PROBLEM DETAILS:
Report how many lines in the listing below include the word "architecture". Write nothing besides the number.

RECORDS SUPPLIED:
..........

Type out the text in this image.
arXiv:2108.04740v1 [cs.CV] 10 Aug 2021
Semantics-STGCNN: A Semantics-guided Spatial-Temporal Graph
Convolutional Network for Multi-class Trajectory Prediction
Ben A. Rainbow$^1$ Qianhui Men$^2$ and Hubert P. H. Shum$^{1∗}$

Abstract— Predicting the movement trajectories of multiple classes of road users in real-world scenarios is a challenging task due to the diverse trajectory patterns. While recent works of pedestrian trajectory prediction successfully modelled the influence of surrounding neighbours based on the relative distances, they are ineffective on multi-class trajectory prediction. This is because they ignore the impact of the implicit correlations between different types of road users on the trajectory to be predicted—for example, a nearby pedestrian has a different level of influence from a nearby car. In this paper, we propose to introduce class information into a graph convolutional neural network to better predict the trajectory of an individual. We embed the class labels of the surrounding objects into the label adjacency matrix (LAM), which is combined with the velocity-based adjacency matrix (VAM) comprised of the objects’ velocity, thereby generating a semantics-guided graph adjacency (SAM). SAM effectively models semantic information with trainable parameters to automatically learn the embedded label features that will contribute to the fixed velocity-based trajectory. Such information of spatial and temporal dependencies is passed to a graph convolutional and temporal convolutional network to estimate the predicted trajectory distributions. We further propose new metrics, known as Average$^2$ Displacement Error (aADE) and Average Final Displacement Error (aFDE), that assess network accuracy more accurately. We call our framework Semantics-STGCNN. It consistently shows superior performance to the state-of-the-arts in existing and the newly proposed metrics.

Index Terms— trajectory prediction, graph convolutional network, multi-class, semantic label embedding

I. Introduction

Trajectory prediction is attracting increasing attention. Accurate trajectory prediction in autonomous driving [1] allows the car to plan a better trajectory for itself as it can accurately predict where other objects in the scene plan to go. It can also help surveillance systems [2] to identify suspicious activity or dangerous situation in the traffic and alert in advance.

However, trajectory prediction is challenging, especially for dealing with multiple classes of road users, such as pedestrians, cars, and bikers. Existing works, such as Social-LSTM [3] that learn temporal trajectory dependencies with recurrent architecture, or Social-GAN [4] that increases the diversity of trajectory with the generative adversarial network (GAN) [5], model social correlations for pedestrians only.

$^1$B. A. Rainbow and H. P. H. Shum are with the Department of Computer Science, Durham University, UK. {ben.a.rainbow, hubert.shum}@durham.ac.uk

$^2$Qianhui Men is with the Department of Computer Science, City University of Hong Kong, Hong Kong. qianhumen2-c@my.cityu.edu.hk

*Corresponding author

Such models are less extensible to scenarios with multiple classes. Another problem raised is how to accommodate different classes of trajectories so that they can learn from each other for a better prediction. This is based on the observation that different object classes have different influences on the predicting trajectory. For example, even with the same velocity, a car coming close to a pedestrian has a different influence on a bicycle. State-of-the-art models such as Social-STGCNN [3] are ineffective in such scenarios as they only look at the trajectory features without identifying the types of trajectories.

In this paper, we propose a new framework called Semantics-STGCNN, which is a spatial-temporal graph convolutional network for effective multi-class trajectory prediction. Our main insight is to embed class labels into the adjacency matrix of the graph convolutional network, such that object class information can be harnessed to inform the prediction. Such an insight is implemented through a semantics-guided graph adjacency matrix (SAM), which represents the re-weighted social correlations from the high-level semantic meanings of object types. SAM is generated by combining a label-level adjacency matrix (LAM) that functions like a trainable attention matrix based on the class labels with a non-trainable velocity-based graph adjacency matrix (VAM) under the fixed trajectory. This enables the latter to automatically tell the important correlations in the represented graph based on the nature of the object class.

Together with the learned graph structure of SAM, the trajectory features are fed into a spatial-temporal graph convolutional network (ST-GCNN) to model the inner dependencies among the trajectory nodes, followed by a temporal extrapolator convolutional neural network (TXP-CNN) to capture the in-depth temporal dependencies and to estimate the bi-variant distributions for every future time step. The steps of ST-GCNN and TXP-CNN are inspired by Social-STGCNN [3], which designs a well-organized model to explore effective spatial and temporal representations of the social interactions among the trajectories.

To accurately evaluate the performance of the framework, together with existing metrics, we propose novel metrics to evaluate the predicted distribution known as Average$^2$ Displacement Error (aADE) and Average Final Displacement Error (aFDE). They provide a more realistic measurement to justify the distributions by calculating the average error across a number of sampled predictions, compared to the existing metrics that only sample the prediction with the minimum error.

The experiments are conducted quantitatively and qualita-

..........

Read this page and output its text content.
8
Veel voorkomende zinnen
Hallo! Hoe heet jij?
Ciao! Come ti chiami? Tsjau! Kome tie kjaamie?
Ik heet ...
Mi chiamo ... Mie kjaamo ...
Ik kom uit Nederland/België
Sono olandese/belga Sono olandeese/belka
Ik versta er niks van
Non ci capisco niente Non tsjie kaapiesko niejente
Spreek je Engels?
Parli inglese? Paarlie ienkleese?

..........

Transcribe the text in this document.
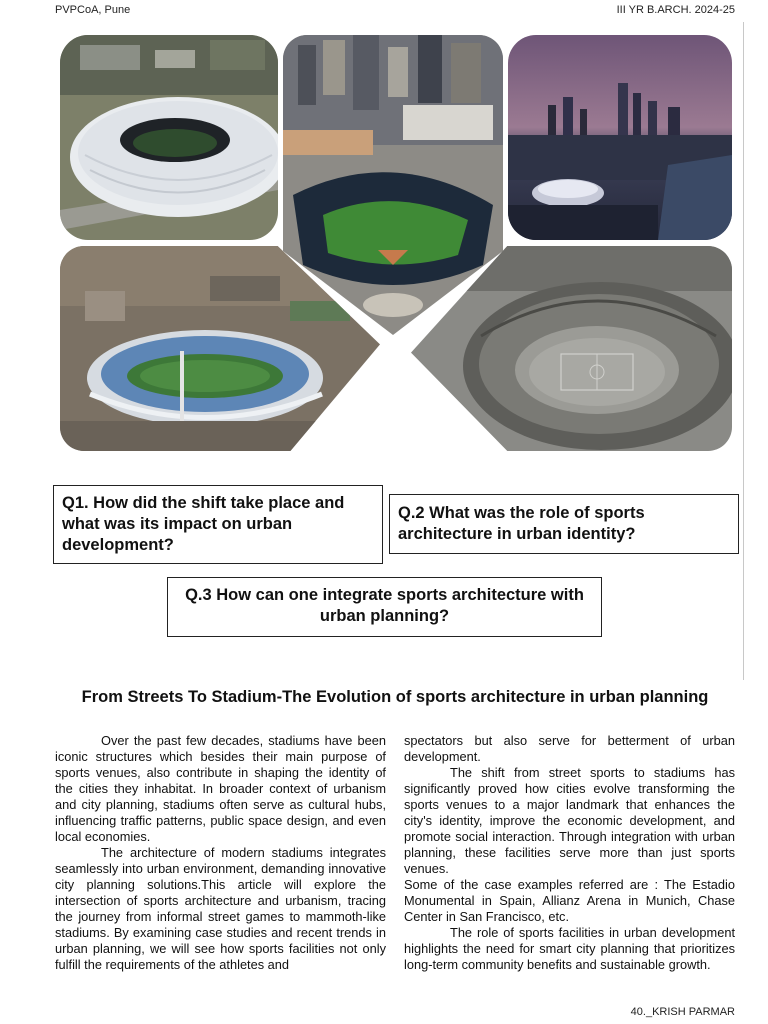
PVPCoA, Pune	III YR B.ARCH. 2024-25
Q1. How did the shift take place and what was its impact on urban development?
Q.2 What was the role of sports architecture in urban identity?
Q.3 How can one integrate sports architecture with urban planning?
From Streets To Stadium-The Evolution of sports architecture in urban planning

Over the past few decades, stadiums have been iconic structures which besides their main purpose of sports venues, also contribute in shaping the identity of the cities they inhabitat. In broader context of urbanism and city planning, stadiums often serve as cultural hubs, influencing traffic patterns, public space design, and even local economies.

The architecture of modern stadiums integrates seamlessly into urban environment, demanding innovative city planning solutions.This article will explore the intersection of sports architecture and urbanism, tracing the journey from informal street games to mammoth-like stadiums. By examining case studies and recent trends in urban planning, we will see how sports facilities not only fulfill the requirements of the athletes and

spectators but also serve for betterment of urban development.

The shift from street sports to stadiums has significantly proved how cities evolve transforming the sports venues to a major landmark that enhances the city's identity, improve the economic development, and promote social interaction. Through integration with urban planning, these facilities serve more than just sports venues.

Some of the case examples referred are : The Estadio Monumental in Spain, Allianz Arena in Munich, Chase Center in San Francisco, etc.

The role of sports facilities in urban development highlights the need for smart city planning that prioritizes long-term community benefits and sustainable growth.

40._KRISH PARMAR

..........

SOLUTION FOR THIS TASK:
5